Excerpted data:
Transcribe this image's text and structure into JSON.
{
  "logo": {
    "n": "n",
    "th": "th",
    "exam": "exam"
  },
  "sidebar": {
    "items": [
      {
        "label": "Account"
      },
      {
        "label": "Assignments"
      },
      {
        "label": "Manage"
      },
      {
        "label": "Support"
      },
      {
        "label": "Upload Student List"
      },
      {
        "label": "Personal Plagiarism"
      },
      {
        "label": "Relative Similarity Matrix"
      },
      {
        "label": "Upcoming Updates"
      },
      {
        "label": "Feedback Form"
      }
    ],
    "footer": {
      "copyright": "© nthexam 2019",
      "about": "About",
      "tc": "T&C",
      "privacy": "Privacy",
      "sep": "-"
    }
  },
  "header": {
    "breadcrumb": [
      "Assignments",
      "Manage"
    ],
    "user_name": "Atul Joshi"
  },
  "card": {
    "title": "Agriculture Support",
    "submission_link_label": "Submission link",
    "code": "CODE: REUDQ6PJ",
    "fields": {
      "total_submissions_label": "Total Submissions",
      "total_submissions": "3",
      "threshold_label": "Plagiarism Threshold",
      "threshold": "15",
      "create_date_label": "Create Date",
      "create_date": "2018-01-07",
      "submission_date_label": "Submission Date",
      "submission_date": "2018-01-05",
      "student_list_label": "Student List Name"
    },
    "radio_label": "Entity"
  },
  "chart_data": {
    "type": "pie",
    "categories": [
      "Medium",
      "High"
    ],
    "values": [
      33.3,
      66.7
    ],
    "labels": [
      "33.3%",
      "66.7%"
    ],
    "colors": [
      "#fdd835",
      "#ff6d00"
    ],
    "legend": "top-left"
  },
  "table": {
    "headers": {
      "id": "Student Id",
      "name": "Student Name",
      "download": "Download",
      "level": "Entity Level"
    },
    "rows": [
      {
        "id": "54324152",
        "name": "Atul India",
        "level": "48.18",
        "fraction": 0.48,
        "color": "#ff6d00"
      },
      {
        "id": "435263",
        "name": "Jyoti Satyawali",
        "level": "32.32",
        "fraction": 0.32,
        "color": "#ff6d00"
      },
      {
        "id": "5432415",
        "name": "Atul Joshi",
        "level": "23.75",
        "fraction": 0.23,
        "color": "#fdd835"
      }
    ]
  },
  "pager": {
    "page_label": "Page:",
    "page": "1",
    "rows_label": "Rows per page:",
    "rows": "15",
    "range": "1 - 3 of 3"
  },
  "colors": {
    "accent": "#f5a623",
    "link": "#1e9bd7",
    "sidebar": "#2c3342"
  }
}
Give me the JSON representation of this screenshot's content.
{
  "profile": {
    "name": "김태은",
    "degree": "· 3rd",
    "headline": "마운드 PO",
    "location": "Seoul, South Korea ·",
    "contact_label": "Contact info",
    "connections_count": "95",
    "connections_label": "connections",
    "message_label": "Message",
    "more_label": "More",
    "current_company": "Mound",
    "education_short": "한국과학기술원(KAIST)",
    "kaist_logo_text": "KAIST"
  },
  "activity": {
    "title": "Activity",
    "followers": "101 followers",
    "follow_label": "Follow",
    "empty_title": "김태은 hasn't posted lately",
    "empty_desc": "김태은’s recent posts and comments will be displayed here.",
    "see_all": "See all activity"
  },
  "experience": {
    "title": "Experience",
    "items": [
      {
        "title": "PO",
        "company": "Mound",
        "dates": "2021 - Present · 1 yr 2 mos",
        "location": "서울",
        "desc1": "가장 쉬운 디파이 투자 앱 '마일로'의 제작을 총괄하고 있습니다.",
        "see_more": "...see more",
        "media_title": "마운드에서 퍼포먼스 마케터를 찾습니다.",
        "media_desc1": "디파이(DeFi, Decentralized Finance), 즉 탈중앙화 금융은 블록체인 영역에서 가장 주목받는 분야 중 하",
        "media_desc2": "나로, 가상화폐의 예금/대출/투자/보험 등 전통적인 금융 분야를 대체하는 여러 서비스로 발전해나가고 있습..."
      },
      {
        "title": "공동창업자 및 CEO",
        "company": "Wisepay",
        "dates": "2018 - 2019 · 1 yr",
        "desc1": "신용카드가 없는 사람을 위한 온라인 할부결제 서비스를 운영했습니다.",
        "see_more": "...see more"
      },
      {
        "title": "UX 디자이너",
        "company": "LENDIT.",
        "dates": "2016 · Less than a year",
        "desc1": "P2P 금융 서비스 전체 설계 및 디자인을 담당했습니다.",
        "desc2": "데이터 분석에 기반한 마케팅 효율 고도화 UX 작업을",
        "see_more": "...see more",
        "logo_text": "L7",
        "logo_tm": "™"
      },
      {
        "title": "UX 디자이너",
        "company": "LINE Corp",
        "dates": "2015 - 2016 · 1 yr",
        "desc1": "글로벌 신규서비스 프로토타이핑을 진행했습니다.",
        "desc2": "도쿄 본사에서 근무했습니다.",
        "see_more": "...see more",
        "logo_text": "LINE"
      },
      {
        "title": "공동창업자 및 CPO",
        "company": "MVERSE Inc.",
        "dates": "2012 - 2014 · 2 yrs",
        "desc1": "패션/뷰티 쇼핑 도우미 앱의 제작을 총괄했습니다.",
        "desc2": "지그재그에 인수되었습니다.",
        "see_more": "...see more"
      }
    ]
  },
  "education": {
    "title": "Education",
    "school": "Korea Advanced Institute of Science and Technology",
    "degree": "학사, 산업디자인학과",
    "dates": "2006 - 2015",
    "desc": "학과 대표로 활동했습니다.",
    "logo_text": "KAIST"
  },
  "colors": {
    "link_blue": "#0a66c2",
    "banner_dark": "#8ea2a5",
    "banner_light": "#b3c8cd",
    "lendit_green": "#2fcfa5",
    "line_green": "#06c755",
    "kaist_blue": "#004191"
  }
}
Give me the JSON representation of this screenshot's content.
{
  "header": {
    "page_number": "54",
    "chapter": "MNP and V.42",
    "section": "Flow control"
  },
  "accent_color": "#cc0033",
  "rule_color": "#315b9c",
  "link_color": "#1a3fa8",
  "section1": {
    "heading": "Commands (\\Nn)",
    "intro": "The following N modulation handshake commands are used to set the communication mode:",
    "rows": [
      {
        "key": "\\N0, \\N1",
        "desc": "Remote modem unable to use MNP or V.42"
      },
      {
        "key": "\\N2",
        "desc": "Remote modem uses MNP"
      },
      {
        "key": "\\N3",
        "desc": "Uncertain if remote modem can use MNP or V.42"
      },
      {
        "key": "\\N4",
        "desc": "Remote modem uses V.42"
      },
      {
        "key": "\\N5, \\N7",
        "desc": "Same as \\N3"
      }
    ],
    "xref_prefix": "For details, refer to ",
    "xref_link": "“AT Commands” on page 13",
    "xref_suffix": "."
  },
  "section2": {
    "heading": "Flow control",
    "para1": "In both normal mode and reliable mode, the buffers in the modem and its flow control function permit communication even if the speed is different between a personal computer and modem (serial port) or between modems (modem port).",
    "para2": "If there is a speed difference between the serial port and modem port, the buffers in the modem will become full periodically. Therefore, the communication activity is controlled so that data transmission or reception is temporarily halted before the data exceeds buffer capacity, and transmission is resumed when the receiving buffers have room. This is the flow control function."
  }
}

Written exercise: Return the full listing, character for character.

Solution for this exercise:
Transcribe this image's text and structure into JSON.
{
  "logo": {
    "n": "n",
    "th": "th",
    "exam": "exam"
  },
  "sidebar": {
    "items": [
      {
        "label": "Account"
      },
      {
        "label": "Assignments"
      },
      {
        "label": "Manage"
      },
      {
        "label": "Support"
      },
      {
        "label": "Upload Student List"
      },
      {
        "label": "Personal Plagiarism"
      },
      {
        "label": "Relative Similarity Matrix"
      },
      {
        "label": "Upcoming Updates"
      },
      {
        "label": "Feedback Form"
      }
    ],
    "footer": {
      "copyright": "© nthexam 2019",
      "about": "About",
      "tc": "T&C",
      "privacy": "Privacy",
      "sep": "-"
    }
  },
  "header": {
    "breadcrumb": [
      "Assignments",
      "Manage"
    ],
    "user_name": "Atul Joshi"
  },
  "card": {
    "title": "Agriculture Support",
    "submission_link_label": "Submission link",
    "code": "CODE: REUDQ6PJ",
    "fields": {
      "total_submissions_label": "Total Submissions",
      "total_submissions": "3",
      "threshold_label": "Plagiarism Threshold",
      "threshold": "15",
      "create_date_label": "Create Date",
      "create_date": "2018-01-07",
      "submission_date_label": "Submission Date",
      "submission_date": "2018-01-05",
      "student_list_label": "Student List Name"
    },
    "radio_label": "Entity"
  },
  "chart_data": {
    "type": "pie",
    "categories": [
      "Medium",
      "High"
    ],
    "values": [
      33.3,
      66.7
    ],
    "labels": [
      "33.3%",
      "66.7%"
    ],
    "colors": [
      "#fdd835",
      "#ff6d00"
    ],
    "legend": "top-left"
  },
  "table": {
    "headers": {
      "id": "Student Id",
      "name": "Student Name",
      "download": "Download",
      "level": "Entity Level"
    },
    "rows": [
      {
        "id": "54324152",
        "name": "Atul India",
        "level": "48.18",
        "fraction": 0.48,
        "color": "#ff6d00"
      },
      {
        "id": "435263",
        "name": "Jyoti Satyawali",
        "level": "32.32",
        "fraction": 0.32,
        "color": "#ff6d00"
      },
      {
        "id": "5432415",
        "name": "Atul Joshi",
        "level": "23.75",
        "fraction": 0.23,
        "color": "#fdd835"
      }
    ]
  },
  "pager": {
    "page_label": "Page:",
    "page": "1",
    "rows_label": "Rows per page:",
    "rows": "15",
    "range": "1 - 3 of 3"
  },
  "colors": {
    "accent": "#f5a623",
    "link": "#1e9bd7",
    "sidebar": "#2c3342"
  }
}
Give me the JSON representation of this screenshot's content.
{
  "profile": {
    "name": "김태은",
    "degree": "· 3rd",
    "headline": "마운드 PO",
    "location": "Seoul, South Korea ·",
    "contact_label": "Contact info",
    "connections_count": "95",
    "connections_label": "connections",
    "message_label": "Message",
    "more_label": "More",
    "current_company": "Mound",
    "education_short": "한국과학기술원(KAIST)",
    "kaist_logo_text": "KAIST"
  },
  "activity": {
    "title": "Activity",
    "followers": "101 followers",
    "follow_label": "Follow",
    "empty_title": "김태은 hasn't posted lately",
    "empty_desc": "김태은’s recent posts and comments will be displayed here.",
    "see_all": "See all activity"
  },
  "experience": {
    "title": "Experience",
    "items": [
      {
        "title": "PO",
        "company": "Mound",
        "dates": "2021 - Present · 1 yr 2 mos",
        "location": "서울",
        "desc1": "가장 쉬운 디파이 투자 앱 '마일로'의 제작을 총괄하고 있습니다.",
        "see_more": "...see more",
        "media_title": "마운드에서 퍼포먼스 마케터를 찾습니다.",
        "media_desc1": "디파이(DeFi, Decentralized Finance), 즉 탈중앙화 금융은 블록체인 영역에서 가장 주목받는 분야 중 하",
        "media_desc2": "나로, 가상화폐의 예금/대출/투자/보험 등 전통적인 금융 분야를 대체하는 여러 서비스로 발전해나가고 있습..."
      },
      {
        "title": "공동창업자 및 CEO",
        "company": "Wisepay",
        "dates": "2018 - 2019 · 1 yr",
        "desc1": "신용카드가 없는 사람을 위한 온라인 할부결제 서비스를 운영했습니다.",
        "see_more": "...see more"
      },
      {
        "title": "UX 디자이너",
        "company": "LENDIT.",
        "dates": "2016 · Less than a year",
        "desc1": "P2P 금융 서비스 전체 설계 및 디자인을 담당했습니다.",
        "desc2": "데이터 분석에 기반한 마케팅 효율 고도화 UX 작업을",
        "see_more": "...see more",
        "logo_text": "L7",
        "logo_tm": "™"
      },
      {
        "title": "UX 디자이너",
        "company": "LINE Corp",
        "dates": "2015 - 2016 · 1 yr",
        "desc1": "글로벌 신규서비스 프로토타이핑을 진행했습니다.",
        "desc2": "도쿄 본사에서 근무했습니다.",
        "see_more": "...see more",
        "logo_text": "LINE"
      },
      {
        "title": "공동창업자 및 CPO",
        "company": "MVERSE Inc.",
        "dates": "2012 - 2014 · 2 yrs",
        "desc1": "패션/뷰티 쇼핑 도우미 앱의 제작을 총괄했습니다.",
        "desc2": "지그재그에 인수되었습니다.",
        "see_more": "...see more"
      }
    ]
  },
  "education": {
    "title": "Education",
    "school": "Korea Advanced Institute of Science and Technology",
    "degree": "학사, 산업디자인학과",
    "dates": "2006 - 2015",
    "desc": "학과 대표로 활동했습니다.",
    "logo_text": "KAIST"
  },
  "colors": {
    "link_blue": "#0a66c2",
    "banner_dark": "#8ea2a5",
    "banner_light": "#b3c8cd",
    "lendit_green": "#2fcfa5",
    "line_green": "#06c755",
    "kaist_blue": "#004191"
  }
}
Give me the JSON representation of this screenshot's content.
{
  "header": {
    "page_number": "54",
    "chapter": "MNP and V.42",
    "section": "Flow control"
  },
  "accent_color": "#cc0033",
  "rule_color": "#315b9c",
  "link_color": "#1a3fa8",
  "section1": {
    "heading": "Commands (\\Nn)",
    "intro": "The following N modulation handshake commands are used to set the communication mode:",
    "rows": [
      {
        "key": "\\N0, \\N1",
        "desc": "Remote modem unable to use MNP or V.42"
      },
      {
        "key": "\\N2",
        "desc": "Remote modem uses MNP"
      },
      {
        "key": "\\N3",
        "desc": "Uncertain if remote modem can use MNP or V.42"
      },
      {
        "key": "\\N4",
        "desc": "Remote modem uses V.42"
      },
      {
        "key": "\\N5, \\N7",
        "desc": "Same as \\N3"
      }
    ],
    "xref_prefix": "For details, refer to ",
    "xref_link": "“AT Commands” on page 13",
    "xref_suffix": "."
  },
  "section2": {
    "heading": "Flow control",
    "para1": "In both normal mode and reliable mode, the buffers in the modem and its flow control function permit communication even if the speed is different between a personal computer and modem (serial port) or between modems (modem port).",
    "para2": "If there is a speed difference between the serial port and modem port, the buffers in the modem will become full periodically. Therefore, the communication activity is controlled so that data transmission or reception is temporarily halted before the data exceeds buffer capacity, and transmission is resumed when the receiving buffers have room. This is the flow control function."
  }
}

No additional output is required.